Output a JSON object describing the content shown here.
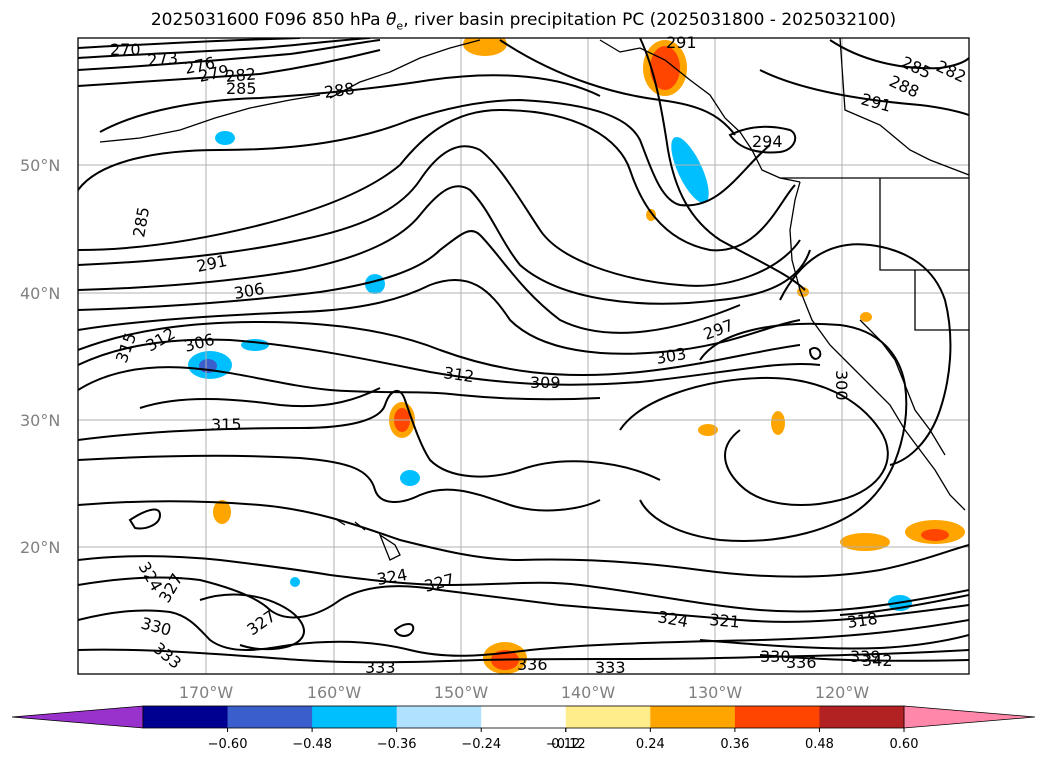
{
  "chart_data": {
    "type": "contour_map",
    "title_prefix": "2025031600 F096 850 hPa ",
    "title_symbol": "θ",
    "title_subscript": "e",
    "title_suffix": ", river basin precipitation PC (2025031800 - 2025032100)",
    "lat_ticks": [
      "50°N",
      "40°N",
      "30°N",
      "20°N"
    ],
    "lon_ticks": [
      "170°W",
      "160°W",
      "150°W",
      "140°W",
      "130°W",
      "120°W"
    ],
    "contour_labels": [
      {
        "text": "270"
      },
      {
        "text": "273"
      },
      {
        "text": "276"
      },
      {
        "text": "279"
      },
      {
        "text": "282"
      },
      {
        "text": "285"
      },
      {
        "text": "288"
      },
      {
        "text": "291"
      },
      {
        "text": "285"
      },
      {
        "text": "282"
      },
      {
        "text": "288"
      },
      {
        "text": "291"
      },
      {
        "text": "294"
      },
      {
        "text": "285"
      },
      {
        "text": "291"
      },
      {
        "text": "306"
      },
      {
        "text": "312"
      },
      {
        "text": "315"
      },
      {
        "text": "306"
      },
      {
        "text": "312"
      },
      {
        "text": "309"
      },
      {
        "text": "303"
      },
      {
        "text": "297"
      },
      {
        "text": "300"
      },
      {
        "text": "315"
      },
      {
        "text": "324"
      },
      {
        "text": "327"
      },
      {
        "text": "330"
      },
      {
        "text": "333"
      },
      {
        "text": "327"
      },
      {
        "text": "324"
      },
      {
        "text": "327"
      },
      {
        "text": "333"
      },
      {
        "text": "336"
      },
      {
        "text": "333"
      },
      {
        "text": "324"
      },
      {
        "text": "321"
      },
      {
        "text": "318"
      },
      {
        "text": "330"
      },
      {
        "text": "336"
      },
      {
        "text": "339"
      },
      {
        "text": "342"
      }
    ],
    "colorbar": {
      "ticks": [
        "−0.60",
        "−0.48",
        "−0.36",
        "−0.24",
        "−0.12",
        "0.12",
        "0.24",
        "0.36",
        "0.48",
        "0.60"
      ],
      "under_color": "#9932cc",
      "over_color": "#ff88aa",
      "colors": [
        "#000090",
        "#3a5fcd",
        "#00bfff",
        "#b0e2ff",
        "#ffffff",
        "#ffec8b",
        "#ffa500",
        "#ff4500",
        "#b22222"
      ]
    }
  }
}
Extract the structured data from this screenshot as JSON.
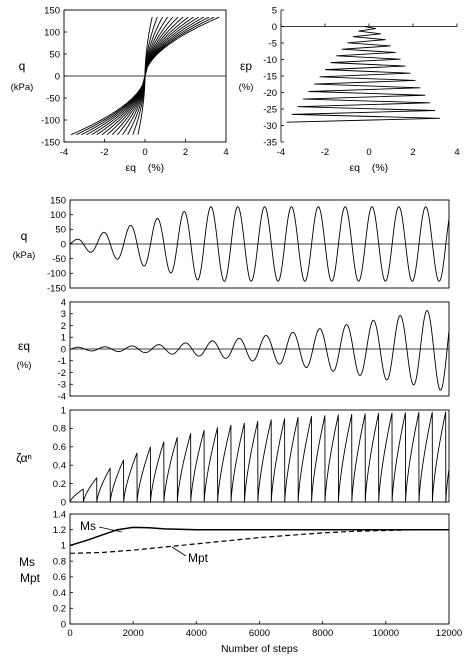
{
  "chart_data": [
    {
      "type": "line",
      "name_hint": "stress-strain loops",
      "xlabel": "εq",
      "xlabel_unit": "(%)",
      "ylabel": "q",
      "ylabel_unit": "(kPa)",
      "xlim": [
        -4,
        4
      ],
      "ylim": [
        -150,
        150
      ],
      "xticks": [
        "-4",
        "-2",
        "0",
        "2",
        "4"
      ],
      "yticks": [
        "150",
        "100",
        "50",
        "0",
        "-50",
        "-100",
        "-150"
      ],
      "grid": false,
      "cycles": 14,
      "q_amplitude": 127,
      "strain_amplitude_first": 0.35,
      "strain_amplitude_last": 3.65
    },
    {
      "type": "line",
      "name_hint": "volumetric strain vs shear strain",
      "xlabel": "εq",
      "xlabel_unit": "(%)",
      "ylabel": "εp",
      "ylabel_unit": "(%)",
      "xlim": [
        -4,
        4
      ],
      "ylim": [
        -35,
        5
      ],
      "xticks": [
        "-4",
        "-2",
        "0",
        "2",
        "4"
      ],
      "yticks": [
        "5",
        "0",
        "-5",
        "-10",
        "-15",
        "-20",
        "-25",
        "-30",
        "-35"
      ],
      "grid": false,
      "ep_final": -29
    },
    {
      "type": "line",
      "name_hint": "q time history",
      "ylabel": "q",
      "ylabel_unit": "(kPa)",
      "xlim": [
        0,
        12000
      ],
      "ylim": [
        -150,
        150
      ],
      "yticks": [
        "150",
        "100",
        "50",
        "0",
        "-50",
        "-100",
        "-150"
      ],
      "grid": false,
      "period_steps": 850,
      "amplitude_final": 127
    },
    {
      "type": "line",
      "name_hint": "shear strain time history",
      "ylabel": "εq",
      "ylabel_unit": "(%)",
      "xlim": [
        0,
        12000
      ],
      "ylim": [
        -4,
        4
      ],
      "yticks": [
        "4",
        "3",
        "2",
        "1",
        "0",
        "-1",
        "-2",
        "-3",
        "-4"
      ],
      "grid": false,
      "amplitude_final": 3.65
    },
    {
      "type": "line",
      "name_hint": "zeta alpha n history",
      "ylabel": "ζαⁿ",
      "xlim": [
        0,
        12000
      ],
      "ylim": [
        0,
        1
      ],
      "yticks": [
        "1",
        "0.8",
        "0.6",
        "0.4",
        "0.2",
        "0"
      ],
      "grid": false,
      "cycle_steps": 425,
      "saturation_value": 1.0
    },
    {
      "type": "line",
      "name_hint": "Ms and Mpt evolution",
      "ylabel": "Ms / Mpt",
      "xlabel": "Number of steps",
      "xlim": [
        0,
        12000
      ],
      "ylim": [
        0,
        1.4
      ],
      "xticks": [
        "0",
        "2000",
        "4000",
        "6000",
        "8000",
        "10000",
        "12000"
      ],
      "yticks": [
        "1.4",
        "1.2",
        "1",
        "0.8",
        "0.6",
        "0.4",
        "0.2",
        "0"
      ],
      "grid": false,
      "series": [
        {
          "name": "Ms",
          "x": [
            0,
            500,
            1000,
            1500,
            2000,
            2500,
            3000,
            4000,
            6000,
            8000,
            10000,
            12000
          ],
          "values": [
            1.0,
            1.06,
            1.13,
            1.2,
            1.23,
            1.225,
            1.21,
            1.2,
            1.2,
            1.2,
            1.2,
            1.2
          ]
        },
        {
          "name": "Mpt",
          "x": [
            0,
            1000,
            2000,
            3000,
            4000,
            5000,
            6000,
            7000,
            8000,
            9000,
            10000,
            11000,
            12000
          ],
          "values": [
            0.9,
            0.91,
            0.94,
            0.98,
            1.02,
            1.06,
            1.1,
            1.13,
            1.16,
            1.18,
            1.19,
            1.2,
            1.2
          ]
        }
      ],
      "annotations": [
        "Ms",
        "Mpt"
      ]
    }
  ]
}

**Exercise objective**
Set the pictures aside and transcribe the data above exactly.

**Exercise solution**
Output a JSON object describing the content shown here.
{
  "chart_data": {
    "type": "contour_map",
    "title_prefix": "2025031600 F096 850 hPa ",
    "title_symbol": "θ",
    "title_subscript": "e",
    "title_suffix": ", river basin precipitation PC (2025031800 - 2025032100)",
    "lat_ticks": [
      "50°N",
      "40°N",
      "30°N",
      "20°N"
    ],
    "lon_ticks": [
      "170°W",
      "160°W",
      "150°W",
      "140°W",
      "130°W",
      "120°W"
    ],
    "contour_labels": [
      {
        "text": "270"
      },
      {
        "text": "273"
      },
      {
        "text": "276"
      },
      {
        "text": "279"
      },
      {
        "text": "282"
      },
      {
        "text": "285"
      },
      {
        "text": "288"
      },
      {
        "text": "291"
      },
      {
        "text": "285"
      },
      {
        "text": "282"
      },
      {
        "text": "288"
      },
      {
        "text": "291"
      },
      {
        "text": "294"
      },
      {
        "text": "285"
      },
      {
        "text": "291"
      },
      {
        "text": "306"
      },
      {
        "text": "312"
      },
      {
        "text": "315"
      },
      {
        "text": "306"
      },
      {
        "text": "312"
      },
      {
        "text": "309"
      },
      {
        "text": "303"
      },
      {
        "text": "297"
      },
      {
        "text": "300"
      },
      {
        "text": "315"
      },
      {
        "text": "324"
      },
      {
        "text": "327"
      },
      {
        "text": "330"
      },
      {
        "text": "333"
      },
      {
        "text": "327"
      },
      {
        "text": "324"
      },
      {
        "text": "327"
      },
      {
        "text": "333"
      },
      {
        "text": "336"
      },
      {
        "text": "333"
      },
      {
        "text": "324"
      },
      {
        "text": "321"
      },
      {
        "text": "318"
      },
      {
        "text": "330"
      },
      {
        "text": "336"
      },
      {
        "text": "339"
      },
      {
        "text": "342"
      }
    ],
    "colorbar": {
      "ticks": [
        "−0.60",
        "−0.48",
        "−0.36",
        "−0.24",
        "−0.12",
        "0.12",
        "0.24",
        "0.36",
        "0.48",
        "0.60"
      ],
      "under_color": "#9932cc",
      "over_color": "#ff88aa",
      "colors": [
        "#000090",
        "#3a5fcd",
        "#00bfff",
        "#b0e2ff",
        "#ffffff",
        "#ffec8b",
        "#ffa500",
        "#ff4500",
        "#b22222"
      ]
    }
  }
}
Extract the structured data from this screenshot as JSON.
{
  "chart_data": [
    {
      "type": "line",
      "name_hint": "stress-strain loops",
      "xlabel": "εq",
      "xlabel_unit": "(%)",
      "ylabel": "q",
      "ylabel_unit": "(kPa)",
      "xlim": [
        -4,
        4
      ],
      "ylim": [
        -150,
        150
      ],
      "xticks": [
        "-4",
        "-2",
        "0",
        "2",
        "4"
      ],
      "yticks": [
        "150",
        "100",
        "50",
        "0",
        "-50",
        "-100",
        "-150"
      ],
      "grid": false,
      "cycles": 14,
      "q_amplitude": 127,
      "strain_amplitude_first": 0.35,
      "strain_amplitude_last": 3.65
    },
    {
      "type": "line",
      "name_hint": "volumetric strain vs shear strain",
      "xlabel": "εq",
      "xlabel_unit": "(%)",
      "ylabel": "εp",
      "ylabel_unit": "(%)",
      "xlim": [
        -4,
        4
      ],
      "ylim": [
        -35,
        5
      ],
      "xticks": [
        "-4",
        "-2",
        "0",
        "2",
        "4"
      ],
      "yticks": [
        "5",
        "0",
        "-5",
        "-10",
        "-15",
        "-20",
        "-25",
        "-30",
        "-35"
      ],
      "grid": false,
      "ep_final": -29
    },
    {
      "type": "line",
      "name_hint": "q time history",
      "ylabel": "q",
      "ylabel_unit": "(kPa)",
      "xlim": [
        0,
        12000
      ],
      "ylim": [
        -150,
        150
      ],
      "yticks": [
        "150",
        "100",
        "50",
        "0",
        "-50",
        "-100",
        "-150"
      ],
      "grid": false,
      "period_steps": 850,
      "amplitude_final": 127
    },
    {
      "type": "line",
      "name_hint": "shear strain time history",
      "ylabel": "εq",
      "ylabel_unit": "(%)",
      "xlim": [
        0,
        12000
      ],
      "ylim": [
        -4,
        4
      ],
      "yticks": [
        "4",
        "3",
        "2",
        "1",
        "0",
        "-1",
        "-2",
        "-3",
        "-4"
      ],
      "grid": false,
      "amplitude_final": 3.65
    },
    {
      "type": "line",
      "name_hint": "zeta alpha n history",
      "ylabel": "ζαⁿ",
      "xlim": [
        0,
        12000
      ],
      "ylim": [
        0,
        1
      ],
      "yticks": [
        "1",
        "0.8",
        "0.6",
        "0.4",
        "0.2",
        "0"
      ],
      "grid": false,
      "cycle_steps": 425,
      "saturation_value": 1.0
    },
    {
      "type": "line",
      "name_hint": "Ms and Mpt evolution",
      "ylabel": "Ms / Mpt",
      "xlabel": "Number of steps",
      "xlim": [
        0,
        12000
      ],
      "ylim": [
        0,
        1.4
      ],
      "xticks": [
        "0",
        "2000",
        "4000",
        "6000",
        "8000",
        "10000",
        "12000"
      ],
      "yticks": [
        "1.4",
        "1.2",
        "1",
        "0.8",
        "0.6",
        "0.4",
        "0.2",
        "0"
      ],
      "grid": false,
      "series": [
        {
          "name": "Ms",
          "x": [
            0,
            500,
            1000,
            1500,
            2000,
            2500,
            3000,
            4000,
            6000,
            8000,
            10000,
            12000
          ],
          "values": [
            1.0,
            1.06,
            1.13,
            1.2,
            1.23,
            1.225,
            1.21,
            1.2,
            1.2,
            1.2,
            1.2,
            1.2
          ]
        },
        {
          "name": "Mpt",
          "x": [
            0,
            1000,
            2000,
            3000,
            4000,
            5000,
            6000,
            7000,
            8000,
            9000,
            10000,
            11000,
            12000
          ],
          "values": [
            0.9,
            0.91,
            0.94,
            0.98,
            1.02,
            1.06,
            1.1,
            1.13,
            1.16,
            1.18,
            1.19,
            1.2,
            1.2
          ]
        }
      ],
      "annotations": [
        "Ms",
        "Mpt"
      ]
    }
  ]
}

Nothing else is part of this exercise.